[Records from a collection]
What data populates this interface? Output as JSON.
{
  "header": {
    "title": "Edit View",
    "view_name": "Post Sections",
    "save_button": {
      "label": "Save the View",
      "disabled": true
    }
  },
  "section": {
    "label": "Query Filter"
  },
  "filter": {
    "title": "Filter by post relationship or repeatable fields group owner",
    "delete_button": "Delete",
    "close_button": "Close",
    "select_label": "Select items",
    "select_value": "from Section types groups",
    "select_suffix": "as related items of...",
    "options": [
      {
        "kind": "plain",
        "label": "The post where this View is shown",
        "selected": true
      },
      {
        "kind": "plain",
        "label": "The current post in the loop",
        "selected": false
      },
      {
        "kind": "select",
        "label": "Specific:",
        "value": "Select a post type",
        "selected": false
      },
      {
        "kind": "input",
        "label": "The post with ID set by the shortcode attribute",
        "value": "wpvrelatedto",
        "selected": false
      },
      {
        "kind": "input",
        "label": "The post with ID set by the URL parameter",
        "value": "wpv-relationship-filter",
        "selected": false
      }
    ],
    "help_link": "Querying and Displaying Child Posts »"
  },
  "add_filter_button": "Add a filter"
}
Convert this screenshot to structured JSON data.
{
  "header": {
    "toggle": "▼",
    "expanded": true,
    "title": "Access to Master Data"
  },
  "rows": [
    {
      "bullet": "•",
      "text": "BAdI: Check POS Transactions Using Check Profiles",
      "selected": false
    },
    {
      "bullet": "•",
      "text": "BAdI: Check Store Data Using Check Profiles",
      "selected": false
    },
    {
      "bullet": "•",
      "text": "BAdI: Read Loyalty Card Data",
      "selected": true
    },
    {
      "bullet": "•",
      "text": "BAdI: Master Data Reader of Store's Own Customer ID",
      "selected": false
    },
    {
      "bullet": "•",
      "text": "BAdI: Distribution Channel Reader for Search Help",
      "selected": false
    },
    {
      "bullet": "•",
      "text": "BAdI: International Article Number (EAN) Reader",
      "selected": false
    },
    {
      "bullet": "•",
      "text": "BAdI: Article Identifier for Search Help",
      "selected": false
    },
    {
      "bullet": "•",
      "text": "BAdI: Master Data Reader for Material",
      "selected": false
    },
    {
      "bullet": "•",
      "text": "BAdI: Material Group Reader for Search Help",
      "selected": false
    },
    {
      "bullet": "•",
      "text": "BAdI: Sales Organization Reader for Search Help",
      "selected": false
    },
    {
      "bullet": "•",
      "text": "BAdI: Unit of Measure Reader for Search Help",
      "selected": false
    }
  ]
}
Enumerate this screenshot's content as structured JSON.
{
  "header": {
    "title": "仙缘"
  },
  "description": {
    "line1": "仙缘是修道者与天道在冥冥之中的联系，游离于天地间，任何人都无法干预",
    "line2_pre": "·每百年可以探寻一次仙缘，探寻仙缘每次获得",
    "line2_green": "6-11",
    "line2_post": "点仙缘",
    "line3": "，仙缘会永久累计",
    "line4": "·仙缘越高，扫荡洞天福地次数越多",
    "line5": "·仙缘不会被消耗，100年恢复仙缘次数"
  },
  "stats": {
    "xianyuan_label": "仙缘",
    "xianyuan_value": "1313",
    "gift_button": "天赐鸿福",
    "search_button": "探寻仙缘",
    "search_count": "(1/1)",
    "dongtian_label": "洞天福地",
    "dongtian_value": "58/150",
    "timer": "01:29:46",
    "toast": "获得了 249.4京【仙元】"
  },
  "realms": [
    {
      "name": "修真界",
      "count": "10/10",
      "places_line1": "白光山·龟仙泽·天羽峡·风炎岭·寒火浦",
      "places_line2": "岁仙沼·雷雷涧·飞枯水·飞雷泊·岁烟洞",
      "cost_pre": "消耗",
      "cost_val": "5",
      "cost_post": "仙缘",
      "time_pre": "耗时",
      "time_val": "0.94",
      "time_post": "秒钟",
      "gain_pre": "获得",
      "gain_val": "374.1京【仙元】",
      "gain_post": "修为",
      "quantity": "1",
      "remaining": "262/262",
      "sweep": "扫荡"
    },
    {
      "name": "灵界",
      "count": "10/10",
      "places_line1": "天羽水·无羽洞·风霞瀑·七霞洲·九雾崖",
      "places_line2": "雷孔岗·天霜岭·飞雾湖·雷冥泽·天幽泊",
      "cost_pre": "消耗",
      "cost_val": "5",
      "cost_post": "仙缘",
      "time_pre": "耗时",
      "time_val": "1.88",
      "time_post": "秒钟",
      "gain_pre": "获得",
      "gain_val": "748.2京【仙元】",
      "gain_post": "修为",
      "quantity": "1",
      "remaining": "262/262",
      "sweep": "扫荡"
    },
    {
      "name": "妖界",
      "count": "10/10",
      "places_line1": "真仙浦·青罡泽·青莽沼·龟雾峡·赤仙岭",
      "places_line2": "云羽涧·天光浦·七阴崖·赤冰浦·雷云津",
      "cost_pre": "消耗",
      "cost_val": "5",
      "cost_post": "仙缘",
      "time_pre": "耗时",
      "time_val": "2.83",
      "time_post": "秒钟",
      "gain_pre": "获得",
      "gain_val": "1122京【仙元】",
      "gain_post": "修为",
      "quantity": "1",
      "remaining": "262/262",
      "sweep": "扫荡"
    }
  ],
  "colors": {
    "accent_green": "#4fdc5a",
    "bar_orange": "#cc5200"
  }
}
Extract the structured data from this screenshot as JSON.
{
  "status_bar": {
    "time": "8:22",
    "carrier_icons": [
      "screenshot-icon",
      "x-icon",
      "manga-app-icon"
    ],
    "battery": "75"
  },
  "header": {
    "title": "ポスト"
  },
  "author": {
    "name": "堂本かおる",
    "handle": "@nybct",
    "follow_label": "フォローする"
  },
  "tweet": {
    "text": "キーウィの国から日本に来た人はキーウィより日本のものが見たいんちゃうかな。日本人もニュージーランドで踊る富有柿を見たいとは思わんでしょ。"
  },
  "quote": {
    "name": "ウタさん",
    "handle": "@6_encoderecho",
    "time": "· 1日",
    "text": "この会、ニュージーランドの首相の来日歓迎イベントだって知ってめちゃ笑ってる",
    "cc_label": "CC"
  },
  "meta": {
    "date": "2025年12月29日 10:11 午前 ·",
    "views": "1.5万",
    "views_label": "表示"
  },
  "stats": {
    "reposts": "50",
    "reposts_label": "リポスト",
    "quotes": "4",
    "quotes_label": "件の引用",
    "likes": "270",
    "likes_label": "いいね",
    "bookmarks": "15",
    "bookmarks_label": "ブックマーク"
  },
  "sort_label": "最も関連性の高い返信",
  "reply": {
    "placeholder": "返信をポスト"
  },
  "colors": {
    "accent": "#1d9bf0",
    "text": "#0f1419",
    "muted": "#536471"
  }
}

* **Request**
Repeat the listing above without any change.

* **Expected answer**
What data populates this interface? Output as JSON.
{
  "header": {
    "title": "Edit View",
    "view_name": "Post Sections",
    "save_button": {
      "label": "Save the View",
      "disabled": true
    }
  },
  "section": {
    "label": "Query Filter"
  },
  "filter": {
    "title": "Filter by post relationship or repeatable fields group owner",
    "delete_button": "Delete",
    "close_button": "Close",
    "select_label": "Select items",
    "select_value": "from Section types groups",
    "select_suffix": "as related items of...",
    "options": [
      {
        "kind": "plain",
        "label": "The post where this View is shown",
        "selected": true
      },
      {
        "kind": "plain",
        "label": "The current post in the loop",
        "selected": false
      },
      {
        "kind": "select",
        "label": "Specific:",
        "value": "Select a post type",
        "selected": false
      },
      {
        "kind": "input",
        "label": "The post with ID set by the shortcode attribute",
        "value": "wpvrelatedto",
        "selected": false
      },
      {
        "kind": "input",
        "label": "The post with ID set by the URL parameter",
        "value": "wpv-relationship-filter",
        "selected": false
      }
    ],
    "help_link": "Querying and Displaying Child Posts »"
  },
  "add_filter_button": "Add a filter"
}
Convert this screenshot to structured JSON data.
{
  "header": {
    "toggle": "▼",
    "expanded": true,
    "title": "Access to Master Data"
  },
  "rows": [
    {
      "bullet": "•",
      "text": "BAdI: Check POS Transactions Using Check Profiles",
      "selected": false
    },
    {
      "bullet": "•",
      "text": "BAdI: Check Store Data Using Check Profiles",
      "selected": false
    },
    {
      "bullet": "•",
      "text": "BAdI: Read Loyalty Card Data",
      "selected": true
    },
    {
      "bullet": "•",
      "text": "BAdI: Master Data Reader of Store's Own Customer ID",
      "selected": false
    },
    {
      "bullet": "•",
      "text": "BAdI: Distribution Channel Reader for Search Help",
      "selected": false
    },
    {
      "bullet": "•",
      "text": "BAdI: International Article Number (EAN) Reader",
      "selected": false
    },
    {
      "bullet": "•",
      "text": "BAdI: Article Identifier for Search Help",
      "selected": false
    },
    {
      "bullet": "•",
      "text": "BAdI: Master Data Reader for Material",
      "selected": false
    },
    {
      "bullet": "•",
      "text": "BAdI: Material Group Reader for Search Help",
      "selected": false
    },
    {
      "bullet": "•",
      "text": "BAdI: Sales Organization Reader for Search Help",
      "selected": false
    },
    {
      "bullet": "•",
      "text": "BAdI: Unit of Measure Reader for Search Help",
      "selected": false
    }
  ]
}
Enumerate this screenshot's content as structured JSON.
{
  "header": {
    "title": "仙缘"
  },
  "description": {
    "line1": "仙缘是修道者与天道在冥冥之中的联系，游离于天地间，任何人都无法干预",
    "line2_pre": "·每百年可以探寻一次仙缘，探寻仙缘每次获得",
    "line2_green": "6-11",
    "line2_post": "点仙缘",
    "line3": "，仙缘会永久累计",
    "line4": "·仙缘越高，扫荡洞天福地次数越多",
    "line5": "·仙缘不会被消耗，100年恢复仙缘次数"
  },
  "stats": {
    "xianyuan_label": "仙缘",
    "xianyuan_value": "1313",
    "gift_button": "天赐鸿福",
    "search_button": "探寻仙缘",
    "search_count": "(1/1)",
    "dongtian_label": "洞天福地",
    "dongtian_value": "58/150",
    "timer": "01:29:46",
    "toast": "获得了 249.4京【仙元】"
  },
  "realms": [
    {
      "name": "修真界",
      "count": "10/10",
      "places_line1": "白光山·龟仙泽·天羽峡·风炎岭·寒火浦",
      "places_line2": "岁仙沼·雷雷涧·飞枯水·飞雷泊·岁烟洞",
      "cost_pre": "消耗",
      "cost_val": "5",
      "cost_post": "仙缘",
      "time_pre": "耗时",
      "time_val": "0.94",
      "time_post": "秒钟",
      "gain_pre": "获得",
      "gain_val": "374.1京【仙元】",
      "gain_post": "修为",
      "quantity": "1",
      "remaining": "262/262",
      "sweep": "扫荡"
    },
    {
      "name": "灵界",
      "count": "10/10",
      "places_line1": "天羽水·无羽洞·风霞瀑·七霞洲·九雾崖",
      "places_line2": "雷孔岗·天霜岭·飞雾湖·雷冥泽·天幽泊",
      "cost_pre": "消耗",
      "cost_val": "5",
      "cost_post": "仙缘",
      "time_pre": "耗时",
      "time_val": "1.88",
      "time_post": "秒钟",
      "gain_pre": "获得",
      "gain_val": "748.2京【仙元】",
      "gain_post": "修为",
      "quantity": "1",
      "remaining": "262/262",
      "sweep": "扫荡"
    },
    {
      "name": "妖界",
      "count": "10/10",
      "places_line1": "真仙浦·青罡泽·青莽沼·龟雾峡·赤仙岭",
      "places_line2": "云羽涧·天光浦·七阴崖·赤冰浦·雷云津",
      "cost_pre": "消耗",
      "cost_val": "5",
      "cost_post": "仙缘",
      "time_pre": "耗时",
      "time_val": "2.83",
      "time_post": "秒钟",
      "gain_pre": "获得",
      "gain_val": "1122京【仙元】",
      "gain_post": "修为",
      "quantity": "1",
      "remaining": "262/262",
      "sweep": "扫荡"
    }
  ],
  "colors": {
    "accent_green": "#4fdc5a",
    "bar_orange": "#cc5200"
  }
}
Extract the structured data from this screenshot as JSON.
{
  "status_bar": {
    "time": "8:22",
    "carrier_icons": [
      "screenshot-icon",
      "x-icon",
      "manga-app-icon"
    ],
    "battery": "75"
  },
  "header": {
    "title": "ポスト"
  },
  "author": {
    "name": "堂本かおる",
    "handle": "@nybct",
    "follow_label": "フォローする"
  },
  "tweet": {
    "text": "キーウィの国から日本に来た人はキーウィより日本のものが見たいんちゃうかな。日本人もニュージーランドで踊る富有柿を見たいとは思わんでしょ。"
  },
  "quote": {
    "name": "ウタさん",
    "handle": "@6_encoderecho",
    "time": "· 1日",
    "text": "この会、ニュージーランドの首相の来日歓迎イベントだって知ってめちゃ笑ってる",
    "cc_label": "CC"
  },
  "meta": {
    "date": "2025年12月29日 10:11 午前 ·",
    "views": "1.5万",
    "views_label": "表示"
  },
  "stats": {
    "reposts": "50",
    "reposts_label": "リポスト",
    "quotes": "4",
    "quotes_label": "件の引用",
    "likes": "270",
    "likes_label": "いいね",
    "bookmarks": "15",
    "bookmarks_label": "ブックマーク"
  },
  "sort_label": "最も関連性の高い返信",
  "reply": {
    "placeholder": "返信をポスト"
  },
  "colors": {
    "accent": "#1d9bf0",
    "text": "#0f1419",
    "muted": "#536471"
  }
}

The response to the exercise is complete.